* [Excerpted text]:

OK, decided to step WAY out of my comfort zone this weekend and try some cured and smoked sausage. Attempting both andouille and kielbasa, since from what I’ve been able to gather, they’re processed relatively the same from a smoking standpoint.

 

Found a few recipes on these forums, others elsewhere online, referred to my son’s culinary school textbook, added, subtracted, multiplied and fudged to come up with my own variations, based on the taste preferences of me and my family, so hoping all will work well. Mixed it all up yesterday and let it sit overnight in the fridge.

 

Got up this morning and after a coupla cups of coffee, ground the meat and it’s currently in the fridge chilling down prior to stuffing. Casings soaking…

 

Will post pics and whatnot once they’re finished, assuming I don’t botch it too badly. Working under the assumption that it won’t actually be BAD. Will post recipes if it’s actually GOOD. ;-)

 

Andoiulle is somewhere between the NOLA and Emerils' recipes, the Kielbasa is based on jipnsmoke's recipe and DanMcG's, with additions and proportion changes.  "Shoulders of giants" and all that.

 

 

post #2 of 29
I'm in! I have a feeling you won't botch it. ☺️
post #3 of 29
Thread Starter 

Thanks for the vote of confidence, SmokeyMose!

post #4 of 29
Quote:
Originally Posted by JAustin View Post
 

OK, decided to step WAY out of my comfort zone this weekend and try some cured and smoked sausage. Attempting both andouille and kielbasa, since from what I’ve been able to gather, they’re processed relatively the same from a smoking standpoint.

 

Found a few recipes on these forums, others elsewhere online, referred to my son’s culinary school textbook, added, subtracted, multiplied and fudged to come up with my own variations, based on the taste preferences of me and my family, so hoping all will work well. Mixed it all up yesterday and let it sit overnight in the fridge.

 

Got up this morning and after a coupla cups of coffee, ground the meat and it’s currently in the fridge chilling down prior to stuffing. Casings soaking…

 

Will post pics and whatnot once they’re finished, assuming I don’t botch it too badly. Working under the assumption that it won’t actually be BAD. Will post recipes if it’s actually GOOD. ;-)

* [Short exercise 1]: From the sausage thread, output the passage from "Andoiulle is somewhere" to "and all that." word for word.
* [Short exercise 2]: Based on the sausage thread, answer yes or no for each statement and quote the words that decide it: (a) The writer let the mixture sit overnight in the fridge. (b) The writer will post recipes however the sausage turns out. (c) The kielbasa is based on the NOLA and Emeril's recipes.

* [Dataset]:
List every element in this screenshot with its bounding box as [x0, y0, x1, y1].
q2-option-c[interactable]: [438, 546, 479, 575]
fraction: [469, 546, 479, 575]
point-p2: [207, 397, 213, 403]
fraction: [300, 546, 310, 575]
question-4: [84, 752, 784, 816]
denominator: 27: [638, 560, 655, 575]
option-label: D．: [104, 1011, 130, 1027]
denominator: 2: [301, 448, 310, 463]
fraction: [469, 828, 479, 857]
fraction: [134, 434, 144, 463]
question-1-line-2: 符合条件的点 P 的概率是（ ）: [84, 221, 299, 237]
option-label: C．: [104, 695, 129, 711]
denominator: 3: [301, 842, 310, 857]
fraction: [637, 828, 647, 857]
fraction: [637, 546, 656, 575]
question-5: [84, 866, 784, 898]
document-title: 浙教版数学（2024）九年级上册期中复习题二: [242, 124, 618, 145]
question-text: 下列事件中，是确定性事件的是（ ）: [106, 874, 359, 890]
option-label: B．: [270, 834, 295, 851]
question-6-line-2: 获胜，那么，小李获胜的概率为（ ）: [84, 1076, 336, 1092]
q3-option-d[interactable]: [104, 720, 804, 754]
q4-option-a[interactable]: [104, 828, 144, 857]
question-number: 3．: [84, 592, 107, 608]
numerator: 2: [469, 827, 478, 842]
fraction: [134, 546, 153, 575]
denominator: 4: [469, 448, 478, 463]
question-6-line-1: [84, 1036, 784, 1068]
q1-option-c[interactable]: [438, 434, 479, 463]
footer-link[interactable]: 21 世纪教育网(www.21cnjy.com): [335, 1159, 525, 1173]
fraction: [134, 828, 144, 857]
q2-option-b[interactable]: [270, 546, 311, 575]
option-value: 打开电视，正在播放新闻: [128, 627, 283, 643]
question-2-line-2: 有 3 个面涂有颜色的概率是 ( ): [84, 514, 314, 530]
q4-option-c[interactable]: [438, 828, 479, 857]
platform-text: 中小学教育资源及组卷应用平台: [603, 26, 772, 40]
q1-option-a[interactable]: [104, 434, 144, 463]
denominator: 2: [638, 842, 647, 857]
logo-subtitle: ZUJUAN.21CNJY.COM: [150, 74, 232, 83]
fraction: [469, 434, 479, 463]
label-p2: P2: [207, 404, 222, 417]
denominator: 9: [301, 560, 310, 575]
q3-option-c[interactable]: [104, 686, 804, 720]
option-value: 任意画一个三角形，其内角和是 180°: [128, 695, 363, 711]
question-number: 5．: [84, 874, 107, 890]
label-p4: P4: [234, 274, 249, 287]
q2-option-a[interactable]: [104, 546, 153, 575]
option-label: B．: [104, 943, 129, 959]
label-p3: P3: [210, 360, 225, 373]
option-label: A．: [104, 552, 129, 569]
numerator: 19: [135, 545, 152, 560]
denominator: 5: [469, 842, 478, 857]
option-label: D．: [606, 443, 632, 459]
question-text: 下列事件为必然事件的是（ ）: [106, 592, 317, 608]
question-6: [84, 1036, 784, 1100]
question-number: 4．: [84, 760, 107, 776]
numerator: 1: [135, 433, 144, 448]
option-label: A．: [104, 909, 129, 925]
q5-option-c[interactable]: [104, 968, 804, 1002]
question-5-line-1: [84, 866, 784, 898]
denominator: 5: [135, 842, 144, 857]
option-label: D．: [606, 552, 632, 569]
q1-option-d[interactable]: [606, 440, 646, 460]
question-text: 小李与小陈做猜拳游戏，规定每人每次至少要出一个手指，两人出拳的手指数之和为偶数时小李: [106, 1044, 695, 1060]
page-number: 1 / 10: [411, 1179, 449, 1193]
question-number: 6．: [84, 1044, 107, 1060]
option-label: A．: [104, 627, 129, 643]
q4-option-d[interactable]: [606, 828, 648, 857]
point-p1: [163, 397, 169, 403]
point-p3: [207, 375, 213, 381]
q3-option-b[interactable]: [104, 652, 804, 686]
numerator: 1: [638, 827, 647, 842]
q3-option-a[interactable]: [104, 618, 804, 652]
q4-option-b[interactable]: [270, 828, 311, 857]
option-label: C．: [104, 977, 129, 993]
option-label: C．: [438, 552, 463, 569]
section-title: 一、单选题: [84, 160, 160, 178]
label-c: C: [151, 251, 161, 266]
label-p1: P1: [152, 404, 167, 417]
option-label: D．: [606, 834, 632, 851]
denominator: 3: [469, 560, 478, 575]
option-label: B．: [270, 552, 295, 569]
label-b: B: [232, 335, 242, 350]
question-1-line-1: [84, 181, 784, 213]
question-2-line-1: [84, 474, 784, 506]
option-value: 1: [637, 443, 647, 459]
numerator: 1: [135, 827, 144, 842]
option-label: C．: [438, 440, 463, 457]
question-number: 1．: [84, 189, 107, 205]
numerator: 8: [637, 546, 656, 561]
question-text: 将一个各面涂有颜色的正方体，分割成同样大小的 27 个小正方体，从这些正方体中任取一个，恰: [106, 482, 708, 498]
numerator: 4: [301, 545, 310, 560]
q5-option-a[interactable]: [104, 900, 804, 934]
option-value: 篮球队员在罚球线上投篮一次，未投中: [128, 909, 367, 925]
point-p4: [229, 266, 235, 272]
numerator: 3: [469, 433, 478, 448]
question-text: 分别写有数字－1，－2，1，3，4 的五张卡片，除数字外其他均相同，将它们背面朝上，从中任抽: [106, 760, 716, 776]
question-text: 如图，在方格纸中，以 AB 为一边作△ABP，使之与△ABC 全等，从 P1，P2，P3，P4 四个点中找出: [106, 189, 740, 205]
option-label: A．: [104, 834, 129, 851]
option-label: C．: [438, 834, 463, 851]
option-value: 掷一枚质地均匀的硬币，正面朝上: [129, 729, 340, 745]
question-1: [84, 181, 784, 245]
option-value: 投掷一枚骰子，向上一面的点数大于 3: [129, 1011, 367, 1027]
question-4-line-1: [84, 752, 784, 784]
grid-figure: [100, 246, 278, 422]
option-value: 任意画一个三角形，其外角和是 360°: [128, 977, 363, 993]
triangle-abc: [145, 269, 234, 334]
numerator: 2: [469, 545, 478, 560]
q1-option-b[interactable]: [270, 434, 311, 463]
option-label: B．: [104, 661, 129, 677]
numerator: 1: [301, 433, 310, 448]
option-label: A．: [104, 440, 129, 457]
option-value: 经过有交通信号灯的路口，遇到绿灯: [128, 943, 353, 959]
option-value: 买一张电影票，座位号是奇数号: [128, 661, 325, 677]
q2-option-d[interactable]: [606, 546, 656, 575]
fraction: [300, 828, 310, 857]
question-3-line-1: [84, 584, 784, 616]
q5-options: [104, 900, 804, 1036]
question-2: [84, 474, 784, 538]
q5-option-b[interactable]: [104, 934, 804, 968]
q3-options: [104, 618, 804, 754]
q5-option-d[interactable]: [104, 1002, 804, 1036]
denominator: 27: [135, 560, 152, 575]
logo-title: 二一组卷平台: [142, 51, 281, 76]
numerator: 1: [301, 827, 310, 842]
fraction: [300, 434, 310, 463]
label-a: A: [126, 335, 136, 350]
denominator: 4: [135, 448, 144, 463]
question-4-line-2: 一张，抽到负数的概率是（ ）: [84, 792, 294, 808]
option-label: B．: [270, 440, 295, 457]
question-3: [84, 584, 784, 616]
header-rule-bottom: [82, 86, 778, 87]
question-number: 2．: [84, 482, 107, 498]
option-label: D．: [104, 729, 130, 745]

* [Written solution 1]:
Andoiulle is somewhere between the NOLA and Emerils' recipes, the Kielbasa is based on jipnsmoke's recipe and DanMcG's, with additions and proportion changes.  "Shoulders of giants" and all that.

* [Written solution 2]:
(a) Yes: "Mixed it all up yesterday and let it sit overnight in the fridge."
(b) No: "Will post recipes if it’s actually GOOD."
(c) No: "the Kielbasa is based on jipnsmoke's recipe and DanMcG's"